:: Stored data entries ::
<<<<

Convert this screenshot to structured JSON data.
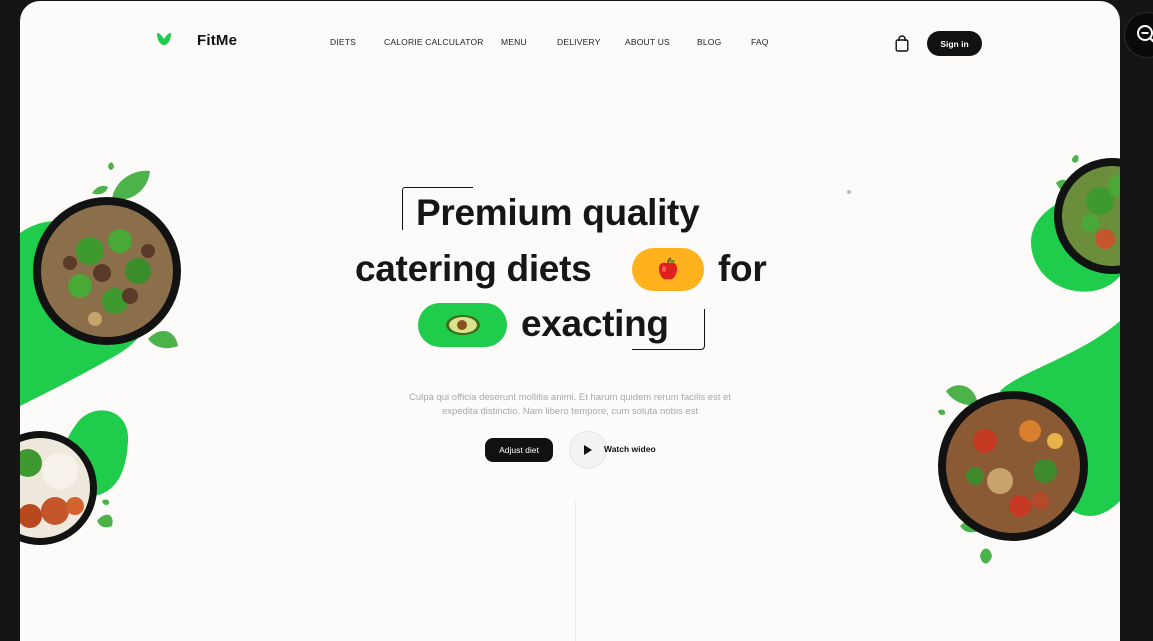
{
  "brand": {
    "name": "FitMe",
    "accent": "#1fcc4b"
  },
  "nav": {
    "items": [
      {
        "label": "DIETS"
      },
      {
        "label": "CALORIE CALCULATOR"
      },
      {
        "label": "MENU"
      },
      {
        "label": "DELIVERY"
      },
      {
        "label": "ABOUT US"
      },
      {
        "label": "BLOG"
      },
      {
        "label": "FAQ"
      }
    ]
  },
  "header": {
    "cart_icon": "shopping-bag-icon",
    "signin_label": "Sign in"
  },
  "hero": {
    "line1": "Premium quality",
    "line2a": "catering diets",
    "line2b": "for",
    "line3": "exacting",
    "pill_apple_icon": "apple-icon",
    "pill_apple_color": "#ffb21e",
    "pill_avocado_icon": "avocado-icon",
    "pill_avocado_color": "#1fcc4b",
    "description": "Culpa qui officia deserunt mollitia animi. Et harum quidem rerum facilis est et expedita distinctio. Nam libero tempore, cum soluta nobis est",
    "primary_button": "Adjust diet",
    "video_button": "Watch wideo"
  },
  "window_controls": {
    "zoom_icon": "zoom-out-icon"
  }
}
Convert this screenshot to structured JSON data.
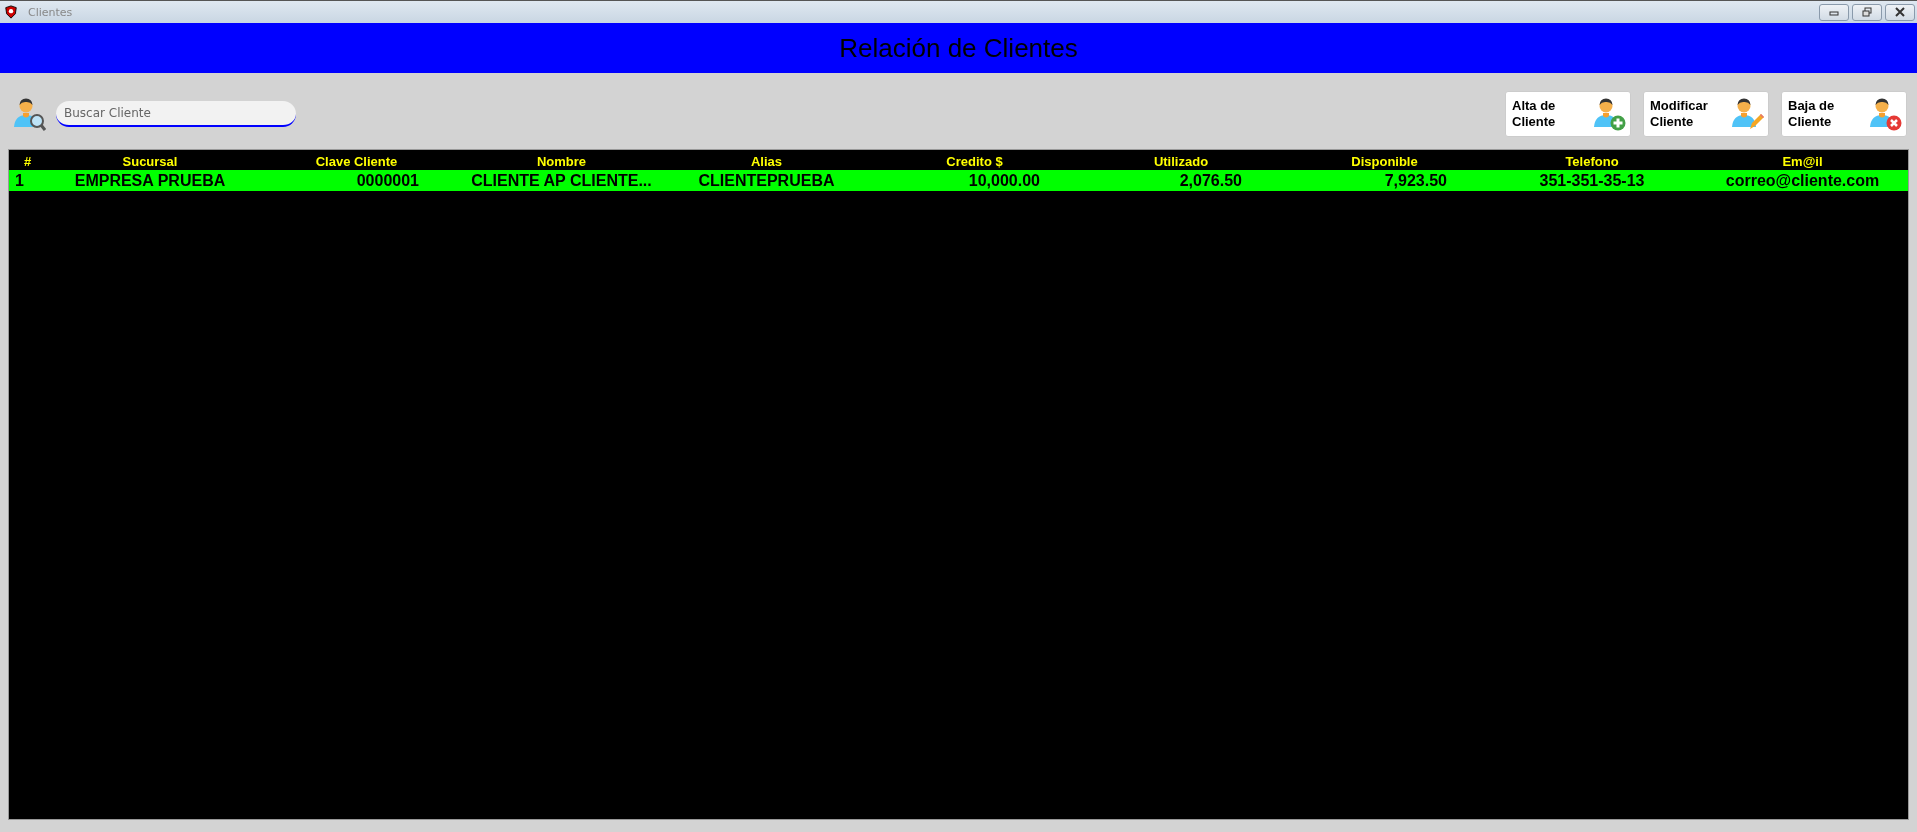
{
  "window": {
    "title": "Clientes"
  },
  "header": {
    "title": "Relación de Clientes"
  },
  "search": {
    "placeholder": "Buscar Cliente"
  },
  "actions": [
    {
      "label": "Alta de Cliente",
      "kind": "add"
    },
    {
      "label": "Modificar Cliente",
      "kind": "edit"
    },
    {
      "label": "Baja de Cliente",
      "kind": "delete"
    }
  ],
  "table": {
    "columns": [
      "#",
      "Sucursal",
      "Clave Cliente",
      "Nombre",
      "Alias",
      "Credito $",
      "Utilizado",
      "Disponible",
      "Telefono",
      "Em@il"
    ],
    "rows": [
      {
        "selected": true,
        "cells": [
          "1",
          "EMPRESA PRUEBA",
          "0000001",
          "CLIENTE AP CLIENTE...",
          "CLIENTEPRUEBA",
          "10,000.00",
          "2,076.50",
          "7,923.50",
          "351-351-35-13",
          "correo@cliente.com"
        ]
      }
    ]
  }
}
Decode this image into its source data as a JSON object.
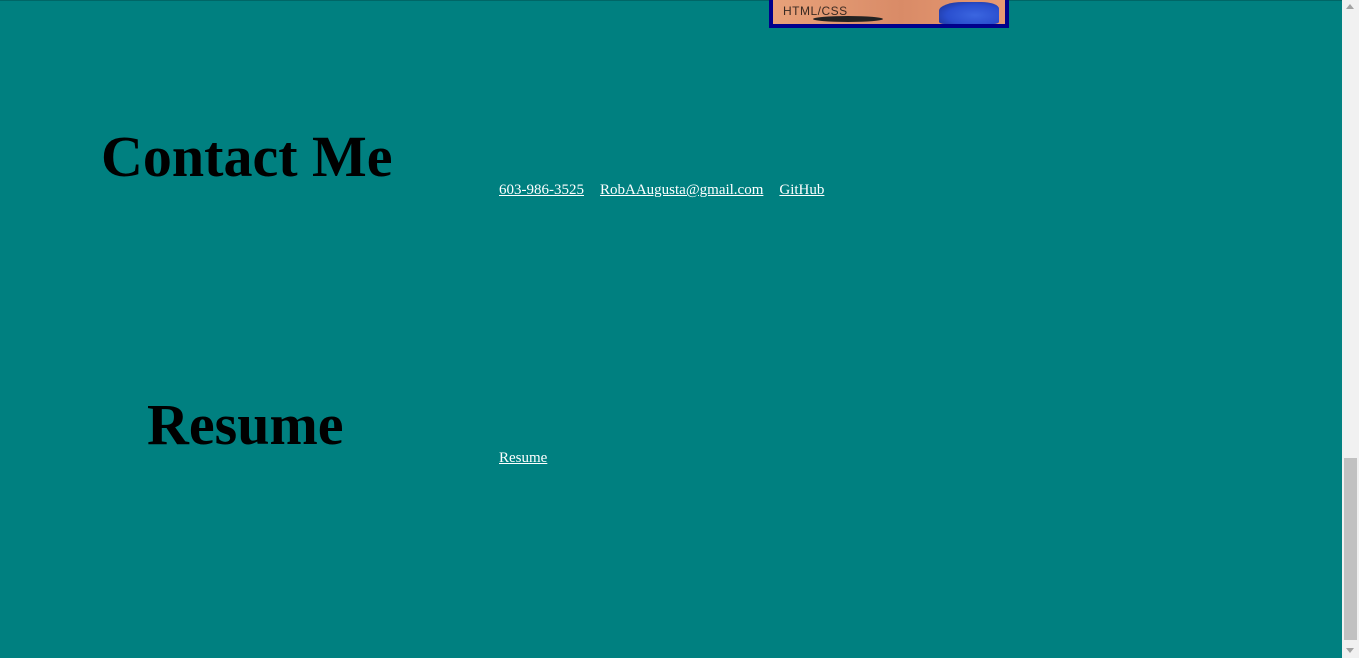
{
  "project_thumbnail": {
    "caption": "HTML/CSS"
  },
  "contact": {
    "heading": "Contact Me",
    "links": [
      {
        "label": "603-986-3525"
      },
      {
        "label": "RobAAugusta@gmail.com"
      },
      {
        "label": "GitHub"
      }
    ]
  },
  "resume": {
    "heading": "Resume",
    "link_label": "Resume"
  },
  "colors": {
    "page_background": "#008080",
    "heading_text": "#000000",
    "link_text": "#ffffff",
    "thumbnail_border": "#00008b"
  }
}
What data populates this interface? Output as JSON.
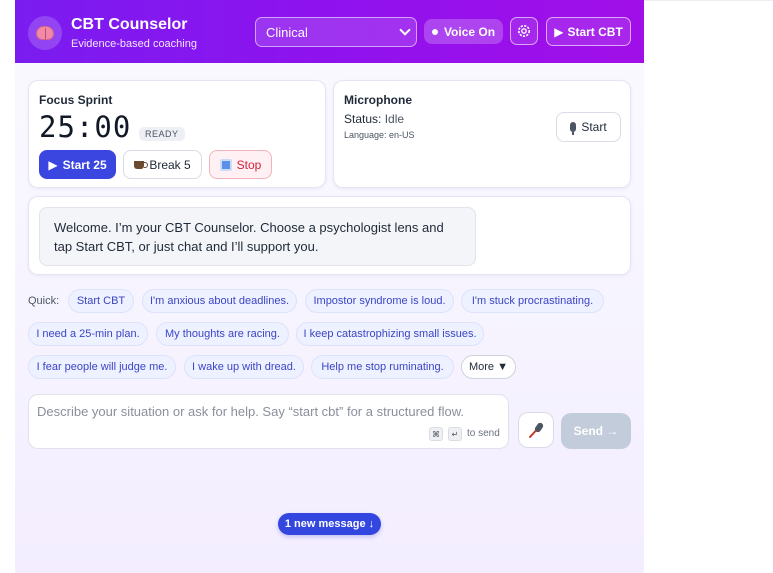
{
  "header": {
    "title": "CBT Counselor",
    "subtitle": "Evidence-based coaching",
    "lens_select": "Clinical",
    "voice_label": "Voice On",
    "start_cbt_label": "Start CBT"
  },
  "focus": {
    "title": "Focus Sprint",
    "timer": "25:00",
    "status": "READY",
    "start_label": "Start 25",
    "break_label": "Break 5",
    "stop_label": "Stop"
  },
  "mic": {
    "title": "Microphone",
    "status_label": "Status:",
    "status_value": "Idle",
    "language": "Language: en-US",
    "start_label": "Start"
  },
  "chat": {
    "welcome": "Welcome. I’m your CBT Counselor. Choose a psychologist lens and tap Start CBT, or just chat and I’ll support you."
  },
  "quick": {
    "label": "Quick:",
    "chips": [
      "Start CBT",
      "I'm anxious about deadlines.",
      "Impostor syndrome is loud.",
      "I'm stuck procrastinating.",
      "I need a 25-min plan.",
      "My thoughts are racing.",
      "I keep catastrophizing small issues.",
      "I fear people will judge me.",
      "I wake up with dread.",
      "Help me stop ruminating."
    ],
    "more_label": "More ▼"
  },
  "composer": {
    "placeholder": "Describe your situation or ask for help. Say “start cbt” for a structured flow.",
    "kbd_cmd": "⌘",
    "kbd_enter": "↵",
    "hint": "to send",
    "send_label": "Send →"
  },
  "new_message_label": "1 new message ↓",
  "icons": {
    "logo": "brain-icon",
    "settings": "gear-icon",
    "mic": "microphone-icon"
  },
  "colors": {
    "header_gradient_start": "#7a1cf0",
    "header_gradient_end": "#a10fe8",
    "primary_button": "#3b45e0",
    "stop_text": "#d4213d",
    "chip_text": "#3b45c4",
    "send_disabled": "#c3ccda"
  }
}
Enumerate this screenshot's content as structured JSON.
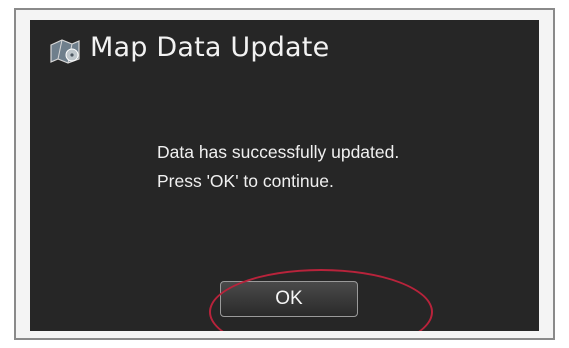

>>>>

:: Exercise requirements ::
Transcribe all of the records above character for character. Exclude the pictures.

:: Response to this exercise ::
Convert this screenshot to structured JSON data.
{
  "brand": {
    "name": "FitMe",
    "accent": "#1fcc4b"
  },
  "nav": {
    "items": [
      {
        "label": "DIETS"
      },
      {
        "label": "CALORIE CALCULATOR"
      },
      {
        "label": "MENU"
      },
      {
        "label": "DELIVERY"
      },
      {
        "label": "ABOUT US"
      },
      {
        "label": "BLOG"
      },
      {
        "label": "FAQ"
      }
    ]
  },
  "header": {
    "cart_icon": "shopping-bag-icon",
    "signin_label": "Sign in"
  },
  "hero": {
    "line1": "Premium quality",
    "line2a": "catering diets",
    "line2b": "for",
    "line3": "exacting",
    "pill_apple_icon": "apple-icon",
    "pill_apple_color": "#ffb21e",
    "pill_avocado_icon": "avocado-icon",
    "pill_avocado_color": "#1fcc4b",
    "description": "Culpa qui officia deserunt mollitia animi. Et harum quidem rerum facilis est et expedita distinctio. Nam libero tempore, cum soluta nobis est",
    "primary_button": "Adjust diet",
    "video_button": "Watch wideo"
  },
  "window_controls": {
    "zoom_icon": "zoom-out-icon"
  }
}
Convert this screenshot to structured JSON data.
{
  "window": {
    "title": "Clientes"
  },
  "header": {
    "title": "Relación de Clientes"
  },
  "search": {
    "placeholder": "Buscar Cliente"
  },
  "actions": [
    {
      "label": "Alta de Cliente",
      "kind": "add"
    },
    {
      "label": "Modificar Cliente",
      "kind": "edit"
    },
    {
      "label": "Baja de Cliente",
      "kind": "delete"
    }
  ],
  "table": {
    "columns": [
      "#",
      "Sucursal",
      "Clave Cliente",
      "Nombre",
      "Alias",
      "Credito $",
      "Utilizado",
      "Disponible",
      "Telefono",
      "Em@il"
    ],
    "rows": [
      {
        "selected": true,
        "cells": [
          "1",
          "EMPRESA PRUEBA",
          "0000001",
          "CLIENTE AP CLIENTE...",
          "CLIENTEPRUEBA",
          "10,000.00",
          "2,076.50",
          "7,923.50",
          "351-351-35-13",
          "correo@cliente.com"
        ]
      }
    ]
  }
}
Decode this image into its source data as a JSON object.
{
  "project_thumbnail": {
    "caption": "HTML/CSS"
  },
  "contact": {
    "heading": "Contact Me",
    "links": [
      {
        "label": "603-986-3525"
      },
      {
        "label": "RobAAugusta@gmail.com"
      },
      {
        "label": "GitHub"
      }
    ]
  },
  "resume": {
    "heading": "Resume",
    "link_label": "Resume"
  },
  "colors": {
    "page_background": "#008080",
    "heading_text": "#000000",
    "link_text": "#ffffff",
    "thumbnail_border": "#00008b"
  }
}
What data populates this interface? Output as JSON.
{
  "header": {
    "title": "CBT Counselor",
    "subtitle": "Evidence-based coaching",
    "lens_select": "Clinical",
    "voice_label": "Voice On",
    "start_cbt_label": "Start CBT"
  },
  "focus": {
    "title": "Focus Sprint",
    "timer": "25:00",
    "status": "READY",
    "start_label": "Start 25",
    "break_label": "Break 5",
    "stop_label": "Stop"
  },
  "mic": {
    "title": "Microphone",
    "status_label": "Status:",
    "status_value": "Idle",
    "language": "Language: en-US",
    "start_label": "Start"
  },
  "chat": {
    "welcome": "Welcome. I’m your CBT Counselor. Choose a psychologist lens and tap Start CBT, or just chat and I’ll support you."
  },
  "quick": {
    "label": "Quick:",
    "chips": [
      "Start CBT",
      "I'm anxious about deadlines.",
      "Impostor syndrome is loud.",
      "I'm stuck procrastinating.",
      "I need a 25-min plan.",
      "My thoughts are racing.",
      "I keep catastrophizing small issues.",
      "I fear people will judge me.",
      "I wake up with dread.",
      "Help me stop ruminating."
    ],
    "more_label": "More ▼"
  },
  "composer": {
    "placeholder": "Describe your situation or ask for help. Say “start cbt” for a structured flow.",
    "kbd_cmd": "⌘",
    "kbd_enter": "↵",
    "hint": "to send",
    "send_label": "Send →"
  },
  "new_message_label": "1 new message ↓",
  "icons": {
    "logo": "brain-icon",
    "settings": "gear-icon",
    "mic": "microphone-icon"
  },
  "colors": {
    "header_gradient_start": "#7a1cf0",
    "header_gradient_end": "#a10fe8",
    "primary_button": "#3b45e0",
    "stop_text": "#d4213d",
    "chip_text": "#3b45c4",
    "send_disabled": "#c3ccda"
  }
}
Enumerate this screenshot's content as structured JSON.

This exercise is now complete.